STATED PROBLEM: Comb through the entries for "Video" and pull out each line that holds it.

RECORDS TO PROCESS:

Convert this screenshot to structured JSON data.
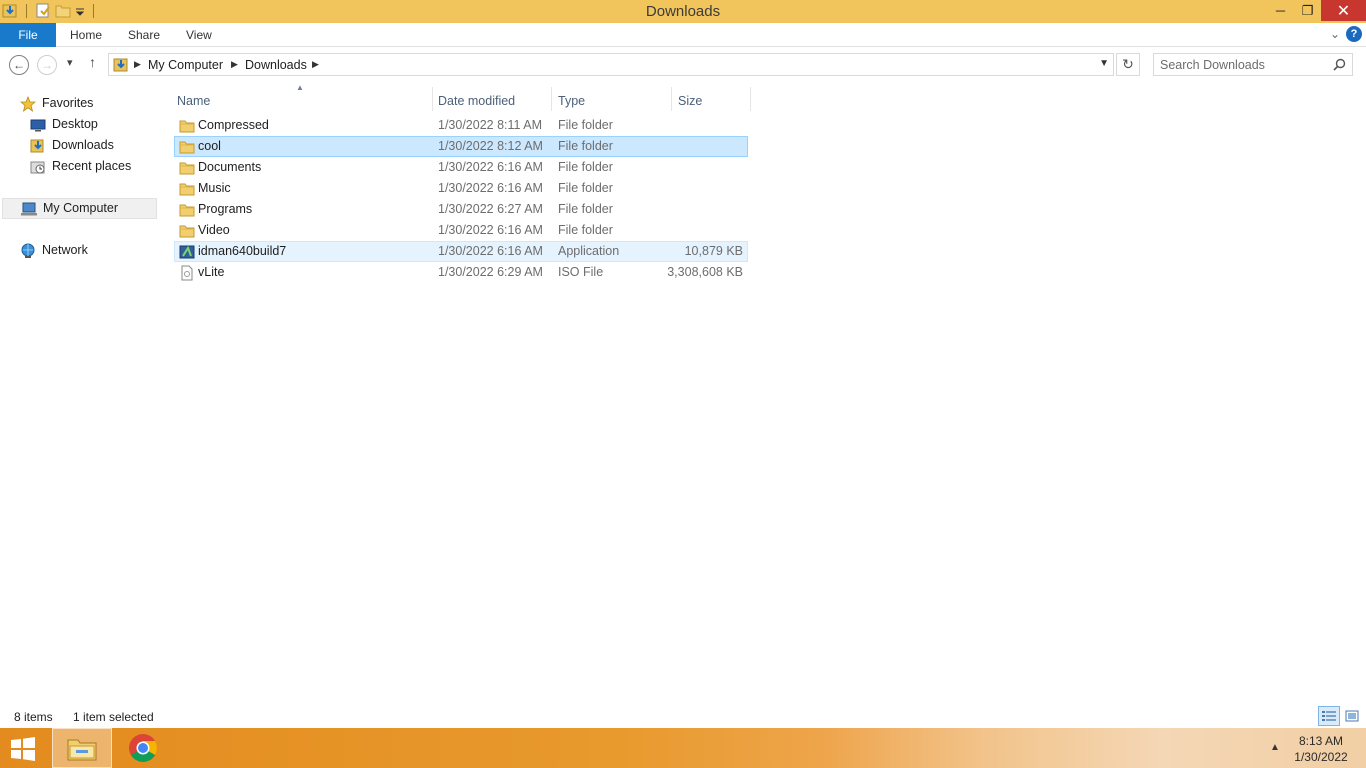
{
  "window": {
    "title": "Downloads",
    "minimize_label": "─",
    "restore_label": "❐",
    "close_label": "✕"
  },
  "ribbon": {
    "tabs": [
      "File",
      "Home",
      "Share",
      "View"
    ],
    "expand_label": "⌄",
    "help_label": "?"
  },
  "nav": {
    "back_label": "←",
    "forward_label": "→",
    "recent_label": "▾",
    "up_label": "↑",
    "breadcrumb": [
      "My Computer",
      "Downloads"
    ],
    "search_placeholder": "Search Downloads",
    "refresh_label": "↻"
  },
  "sidebar": {
    "favorites_label": "Favorites",
    "favorites": [
      "Desktop",
      "Downloads",
      "Recent places"
    ],
    "computer_label": "My Computer",
    "network_label": "Network"
  },
  "columns": {
    "name": "Name",
    "date": "Date modified",
    "type": "Type",
    "size": "Size"
  },
  "files": [
    {
      "name": "Compressed",
      "date": "1/30/2022 8:11 AM",
      "type": "File folder",
      "size": "",
      "icon": "folder-icon"
    },
    {
      "name": "cool",
      "date": "1/30/2022 8:12 AM",
      "type": "File folder",
      "size": "",
      "icon": "folder-icon"
    },
    {
      "name": "Documents",
      "date": "1/30/2022 6:16 AM",
      "type": "File folder",
      "size": "",
      "icon": "folder-icon"
    },
    {
      "name": "Music",
      "date": "1/30/2022 6:16 AM",
      "type": "File folder",
      "size": "",
      "icon": "folder-icon"
    },
    {
      "name": "Programs",
      "date": "1/30/2022 6:27 AM",
      "type": "File folder",
      "size": "",
      "icon": "folder-icon"
    },
    {
      "name": "Video",
      "date": "1/30/2022 6:16 AM",
      "type": "File folder",
      "size": "",
      "icon": "folder-icon"
    },
    {
      "name": "idman640build7",
      "date": "1/30/2022 6:16 AM",
      "type": "Application",
      "size": "10,879 KB",
      "icon": "application-icon"
    },
    {
      "name": "vLite",
      "date": "1/30/2022 6:29 AM",
      "type": "ISO File",
      "size": "3,308,608 KB",
      "icon": "iso-file-icon"
    }
  ],
  "status": {
    "items_count": "8 items",
    "selection": "1 item selected"
  },
  "taskbar": {
    "time": "8:13 AM",
    "date": "1/30/2022",
    "tray_label": "▲"
  },
  "colors": {
    "title_bar": "#f2c55c",
    "file_tab": "#1979ca",
    "selection": "#cce8ff",
    "close_button": "#c7372f"
  }
}
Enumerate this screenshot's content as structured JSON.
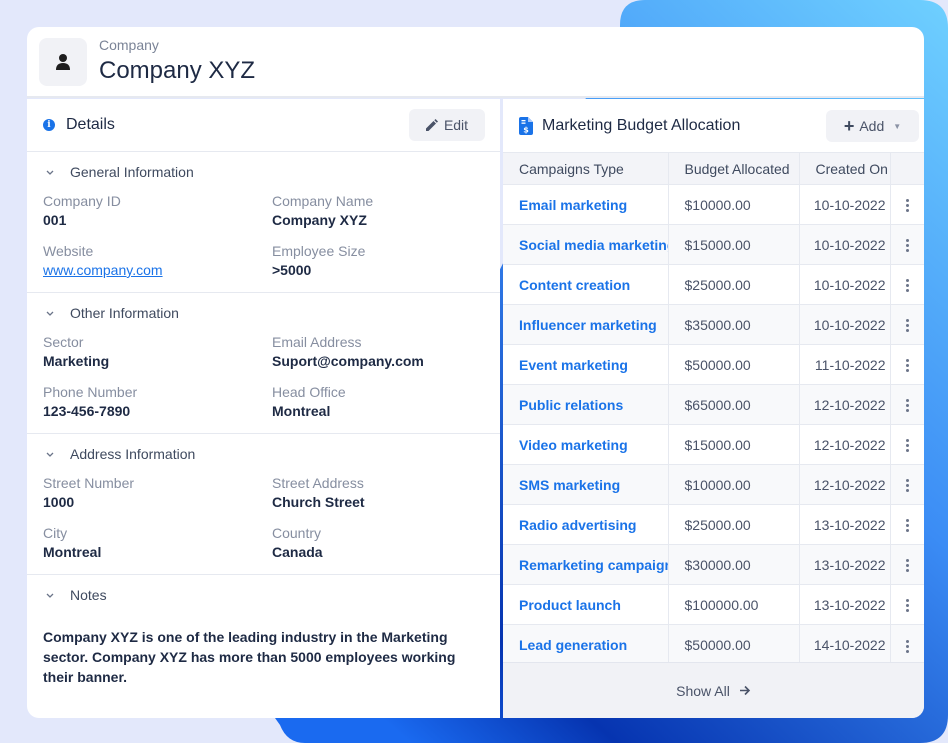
{
  "colors": {
    "accent": "#1a73e8",
    "background": "#e3e8fb",
    "gradient_start": "#4f8ef7",
    "gradient_end": "#0a3fbf"
  },
  "header": {
    "subtitle": "Company",
    "title": "Company XYZ",
    "avatar_icon": "user-icon"
  },
  "details": {
    "title": "Details",
    "icon": "info-icon",
    "edit_label": "Edit",
    "sections": [
      {
        "title": "General Information",
        "fields": [
          {
            "label": "Company ID",
            "value": "001"
          },
          {
            "label": "Company Name",
            "value": "Company XYZ"
          },
          {
            "label": "Website",
            "value": "www.company.com"
          },
          {
            "label": "Employee Size",
            "value": ">5000"
          }
        ]
      },
      {
        "title": "Other Information",
        "fields": [
          {
            "label": "Sector",
            "value": "Marketing"
          },
          {
            "label": "Email Address",
            "value": "Suport@company.com"
          },
          {
            "label": "Phone Number",
            "value": "123-456-7890"
          },
          {
            "label": "Head Office",
            "value": "Montreal"
          }
        ]
      },
      {
        "title": "Address Information",
        "fields": [
          {
            "label": "Street Number",
            "value": "1000"
          },
          {
            "label": "Street Address",
            "value": "Church Street"
          },
          {
            "label": "City",
            "value": "Montreal"
          },
          {
            "label": "Country",
            "value": "Canada"
          }
        ]
      }
    ],
    "notes": {
      "title": "Notes",
      "text": "Company XYZ is one of the leading industry in the Marketing sector. Company XYZ has more than 5000 employees working their banner."
    }
  },
  "budget": {
    "title": "Marketing Budget Allocation",
    "icon": "invoice-dollar-icon",
    "add_label": "Add",
    "columns": [
      "Campaigns Type",
      "Budget Allocated",
      "Created On"
    ],
    "rows": [
      {
        "campaign": "Email marketing",
        "budget": "$10000.00",
        "created": "10-10-2022"
      },
      {
        "campaign": "Social media marketing",
        "budget": "$15000.00",
        "created": "10-10-2022"
      },
      {
        "campaign": "Content creation",
        "budget": "$25000.00",
        "created": "10-10-2022"
      },
      {
        "campaign": "Influencer marketing",
        "budget": "$35000.00",
        "created": "10-10-2022"
      },
      {
        "campaign": "Event marketing",
        "budget": "$50000.00",
        "created": "11-10-2022"
      },
      {
        "campaign": "Public relations",
        "budget": "$65000.00",
        "created": "12-10-2022"
      },
      {
        "campaign": "Video marketing",
        "budget": "$15000.00",
        "created": "12-10-2022"
      },
      {
        "campaign": "SMS marketing",
        "budget": "$10000.00",
        "created": "12-10-2022"
      },
      {
        "campaign": "Radio advertising",
        "budget": "$25000.00",
        "created": "13-10-2022"
      },
      {
        "campaign": "Remarketing campaign",
        "budget": "$30000.00",
        "created": "13-10-2022"
      },
      {
        "campaign": "Product launch",
        "budget": "$100000.00",
        "created": "13-10-2022"
      },
      {
        "campaign": "Lead generation",
        "budget": "$50000.00",
        "created": "14-10-2022"
      }
    ],
    "show_all_label": "Show All"
  }
}
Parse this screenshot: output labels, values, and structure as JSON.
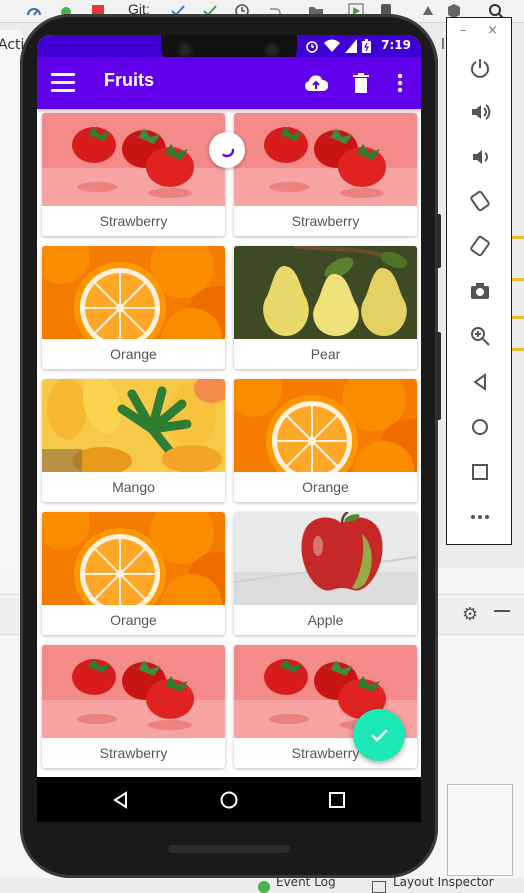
{
  "ide": {
    "toolbar_git_label": "Git:",
    "left_tab_text": "Acti",
    "right_tab_text": "l",
    "status_items": [
      "Event Log",
      "Layout Inspector"
    ]
  },
  "emulator_panel": {
    "minimize": "–",
    "close": "×",
    "controls": [
      "power-icon",
      "volume-up-icon",
      "volume-down-icon",
      "rotate-left-icon",
      "rotate-right-icon",
      "camera-icon",
      "zoom-icon",
      "back-icon",
      "home-icon",
      "overview-icon",
      "more-icon"
    ]
  },
  "status_bar": {
    "time": "7:19",
    "color": "#3f00d6"
  },
  "app_bar": {
    "title": "Fruits",
    "color": "#6200ee",
    "actions": [
      "cloud-upload-icon",
      "delete-icon",
      "more-vert-icon"
    ]
  },
  "fruits": [
    {
      "label": "Strawberry",
      "image": "strawberry"
    },
    {
      "label": "Strawberry",
      "image": "strawberry"
    },
    {
      "label": "Orange",
      "image": "orange"
    },
    {
      "label": "Pear",
      "image": "pear"
    },
    {
      "label": "Mango",
      "image": "mango"
    },
    {
      "label": "Orange",
      "image": "orange"
    },
    {
      "label": "Orange",
      "image": "orange"
    },
    {
      "label": "Apple",
      "image": "apple"
    },
    {
      "label": "Strawberry",
      "image": "strawberry"
    },
    {
      "label": "Strawberry",
      "image": "strawberry"
    }
  ],
  "fab": {
    "icon": "check-icon",
    "color": "#1de9b6"
  },
  "nav": [
    "back-icon",
    "home-icon",
    "recents-icon"
  ]
}
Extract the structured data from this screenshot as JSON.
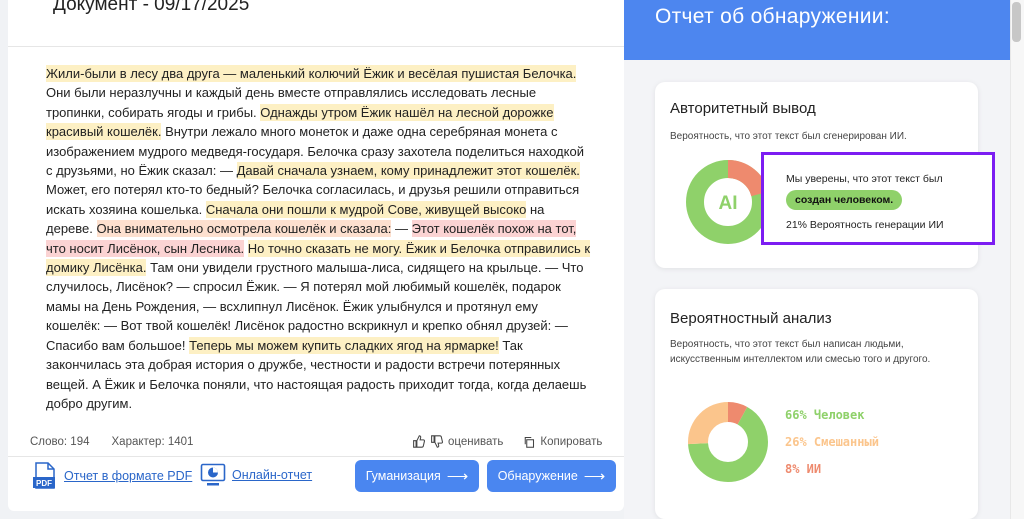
{
  "document": {
    "title": "Документ - 09/17/2025",
    "segments": [
      {
        "text": "Жили-были в лесу два друга — маленький колючий Ёжик и весёлая пушистая Белочка.",
        "hl": "y"
      },
      {
        "text": " Они были неразлучны и каждый день вместе отправлялись исследовать лесные тропинки, собирать ягоды и грибы. ",
        "hl": ""
      },
      {
        "text": "Однажды утром Ёжик нашёл на лесной дорожке красивый кошелёк.",
        "hl": "y"
      },
      {
        "text": " Внутри лежало много монеток и даже одна серебряная монета с изображением мудрого медведя-государя. Белочка сразу захотела поделиться находкой с друзьями, но Ёжик сказал: — ",
        "hl": ""
      },
      {
        "text": "Давай сначала узнаем, кому принадлежит этот кошелёк.",
        "hl": "y"
      },
      {
        "text": " Может, его потерял кто-то бедный? Белочка согласилась, и друзья решили отправиться искать хозяина кошелька. ",
        "hl": ""
      },
      {
        "text": "Сначала они пошли к мудрой Сове, живущей высоко",
        "hl": "y"
      },
      {
        "text": " на дереве. ",
        "hl": ""
      },
      {
        "text": "Она внимательно осмотрела кошелёк и сказала:",
        "hl": "o"
      },
      {
        "text": " — ",
        "hl": ""
      },
      {
        "text": "Этот кошелёк похож на тот, что носит Лисёнок, сын Лесника.",
        "hl": "p"
      },
      {
        "text": " ",
        "hl": ""
      },
      {
        "text": "Но точно сказать не могу. Ёжик и Белочка отправились к домику Лисёнка.",
        "hl": "y"
      },
      {
        "text": " Там они увидели грустного малыша-лиса, сидящего на крыльце. — Что случилось, Лисёнок? — спросил Ёжик. — Я потерял мой любимый кошелёк, подарок мамы на День Рождения, — всхлипнул Лисёнок. Ёжик улыбнулся и протянул ему кошелёк: — Вот твой кошелёк! Лисёнок радостно вскрикнул и крепко обнял друзей: — Спасибо вам большое! ",
        "hl": ""
      },
      {
        "text": "Теперь мы можем купить сладких ягод на ярмарке!",
        "hl": "y"
      },
      {
        "text": " Так закончилась эта добрая история о дружбе, честности и радости встречи потерянных вещей. А Ёжик и Белочка поняли, что настоящая радость приходит тогда, когда делаешь добро другим.",
        "hl": ""
      }
    ],
    "word_count": "Слово: 194",
    "char_count": "Характер: 1401",
    "rate_label": "оценивать",
    "copy_label": "Копировать",
    "pdf_link": "Отчет в формате PDF",
    "pdf_icon_text": "PDF",
    "online_link": "Онлайн-отчет",
    "humanize_btn": "Гуманизация",
    "detect_btn": "Обнаружение"
  },
  "report": {
    "title": "Отчет об обнаружении:",
    "authoritative": {
      "title": "Авторитетный вывод",
      "subtitle": "Вероятность, что этот текст был сгенерирован ИИ.",
      "gauge_label": "AI",
      "ai_fraction": 0.21,
      "verdict_line1": "Мы уверены, что этот текст был",
      "verdict_badge": "создан человеком.",
      "verdict_line3": "21% Вероятность генерации ИИ"
    },
    "probabilistic": {
      "title": "Вероятностный анализ",
      "subtitle": "Вероятность, что этот текст был написан людьми, искусственным интеллектом или смесью того и другого.",
      "segments": [
        {
          "label": "66% Человек",
          "value": 66,
          "color": "#8fd16a"
        },
        {
          "label": "26% Смешанный",
          "value": 26,
          "color": "#fbc58c"
        },
        {
          "label": "8% ИИ",
          "value": 8,
          "color": "#ee8a6e"
        }
      ]
    }
  },
  "colors": {
    "accent": "#4d86ef",
    "human": "#8fd16a",
    "ai": "#ee8a6e",
    "highlight_box": "#7c1df2"
  }
}
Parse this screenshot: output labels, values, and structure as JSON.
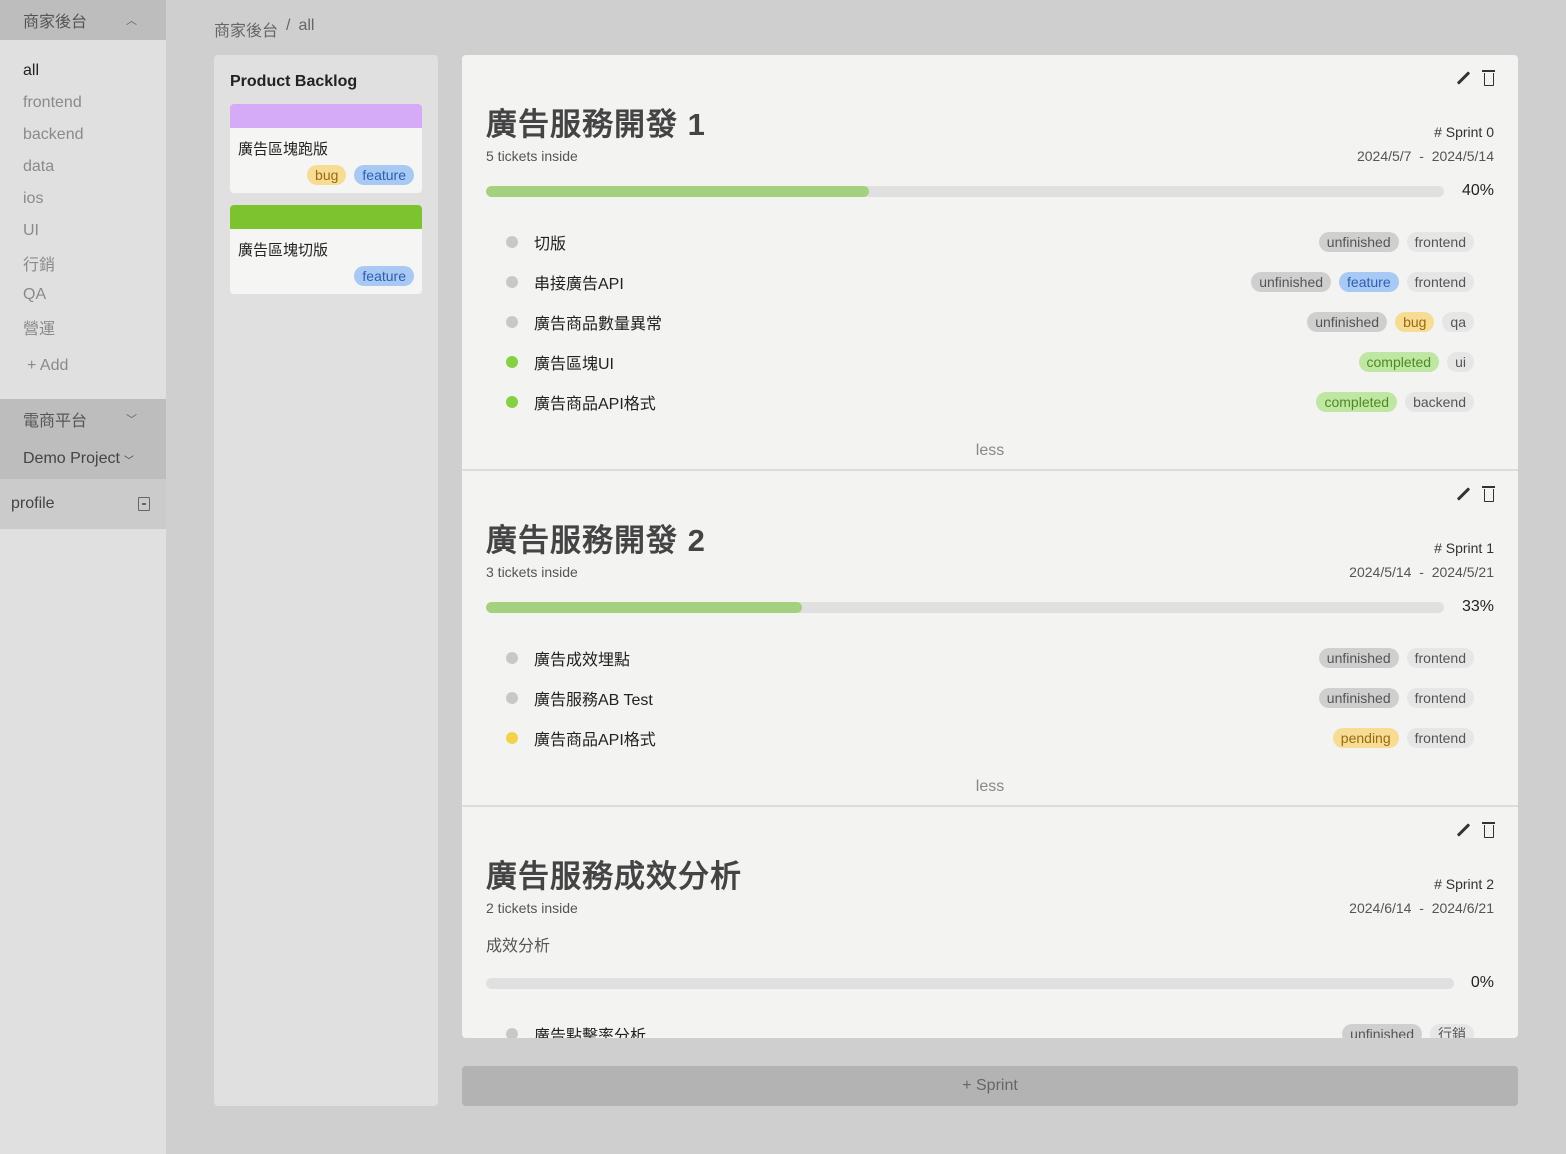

SOLUTION FOR THIS EXERCISE:
      "name": "Video",
        "campaign": "Video marketing",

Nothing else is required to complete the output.